Look for "Transcribe this image's" in the records below, then copy that line and every line after it, exactly and with nothing added.

═════ Information supplied ═════

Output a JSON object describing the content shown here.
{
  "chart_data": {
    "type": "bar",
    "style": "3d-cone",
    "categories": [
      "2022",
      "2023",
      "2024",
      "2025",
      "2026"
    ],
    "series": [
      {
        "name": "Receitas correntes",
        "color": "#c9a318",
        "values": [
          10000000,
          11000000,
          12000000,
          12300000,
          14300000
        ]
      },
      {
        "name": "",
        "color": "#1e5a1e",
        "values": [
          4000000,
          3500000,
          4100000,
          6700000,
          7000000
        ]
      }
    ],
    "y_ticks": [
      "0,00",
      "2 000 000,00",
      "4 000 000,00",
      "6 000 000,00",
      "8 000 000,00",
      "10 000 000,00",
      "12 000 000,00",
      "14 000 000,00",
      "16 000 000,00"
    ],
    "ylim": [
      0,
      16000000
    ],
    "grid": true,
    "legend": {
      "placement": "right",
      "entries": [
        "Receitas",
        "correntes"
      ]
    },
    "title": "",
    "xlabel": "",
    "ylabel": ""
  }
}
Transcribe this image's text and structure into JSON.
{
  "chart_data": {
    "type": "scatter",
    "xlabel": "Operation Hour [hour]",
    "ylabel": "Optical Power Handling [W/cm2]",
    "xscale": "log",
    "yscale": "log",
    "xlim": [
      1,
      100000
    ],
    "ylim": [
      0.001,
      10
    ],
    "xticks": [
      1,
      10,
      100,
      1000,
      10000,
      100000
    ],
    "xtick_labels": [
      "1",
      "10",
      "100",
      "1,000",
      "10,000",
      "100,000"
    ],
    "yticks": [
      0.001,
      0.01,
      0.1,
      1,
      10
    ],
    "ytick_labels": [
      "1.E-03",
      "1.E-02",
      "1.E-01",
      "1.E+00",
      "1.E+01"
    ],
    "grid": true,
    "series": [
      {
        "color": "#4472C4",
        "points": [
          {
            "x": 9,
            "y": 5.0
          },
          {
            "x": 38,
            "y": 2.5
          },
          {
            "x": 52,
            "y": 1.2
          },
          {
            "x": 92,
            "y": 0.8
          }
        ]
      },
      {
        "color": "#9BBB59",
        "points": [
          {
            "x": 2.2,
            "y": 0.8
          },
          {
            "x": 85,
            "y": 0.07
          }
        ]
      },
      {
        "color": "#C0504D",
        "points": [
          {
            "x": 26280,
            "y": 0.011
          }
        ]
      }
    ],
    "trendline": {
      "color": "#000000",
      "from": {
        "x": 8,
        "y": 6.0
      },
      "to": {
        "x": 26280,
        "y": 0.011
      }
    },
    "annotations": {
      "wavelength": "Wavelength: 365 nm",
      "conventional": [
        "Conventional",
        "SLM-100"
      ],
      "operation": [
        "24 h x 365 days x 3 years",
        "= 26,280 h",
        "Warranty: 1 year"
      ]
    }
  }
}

═════

_Exercise response_.
Transcribe this image's text and structure into JSON.
{
  "chart_data": {
    "type": "scatter",
    "xlabel": "Operation Hour [hour]",
    "ylabel": "Optical Power Handling [W/cm2]",
    "xscale": "log",
    "yscale": "log",
    "xlim": [
      1,
      100000
    ],
    "ylim": [
      0.001,
      10
    ],
    "xticks": [
      1,
      10,
      100,
      1000,
      10000,
      100000
    ],
    "xtick_labels": [
      "1",
      "10",
      "100",
      "1,000",
      "10,000",
      "100,000"
    ],
    "yticks": [
      0.001,
      0.01,
      0.1,
      1,
      10
    ],
    "ytick_labels": [
      "1.E-03",
      "1.E-02",
      "1.E-01",
      "1.E+00",
      "1.E+01"
    ],
    "grid": true,
    "series": [
      {
        "color": "#4472C4",
        "points": [
          {
            "x": 9,
            "y": 5.0
          },
          {
            "x": 38,
            "y": 2.5
          },
          {
            "x": 52,
            "y": 1.2
          },
          {
            "x": 92,
            "y": 0.8
          }
        ]
      },
      {
        "color": "#9BBB59",
        "points": [
          {
            "x": 2.2,
            "y": 0.8
          },
          {
            "x": 85,
            "y": 0.07
          }
        ]
      },
      {
        "color": "#C0504D",
        "points": [
          {
            "x": 26280,
            "y": 0.011
          }
        ]
      }
    ],
    "trendline": {
      "color": "#000000",
      "from": {
        "x": 8,
        "y": 6.0
      },
      "to": {
        "x": 26280,
        "y": 0.011
      }
    },
    "annotations": {
      "wavelength": "Wavelength: 365 nm",
      "conventional": [
        "Conventional",
        "SLM-100"
      ],
      "operation": [
        "24 h x 365 days x 3 years",
        "= 26,280 h",
        "Warranty: 1 year"
      ]
    }
  }
}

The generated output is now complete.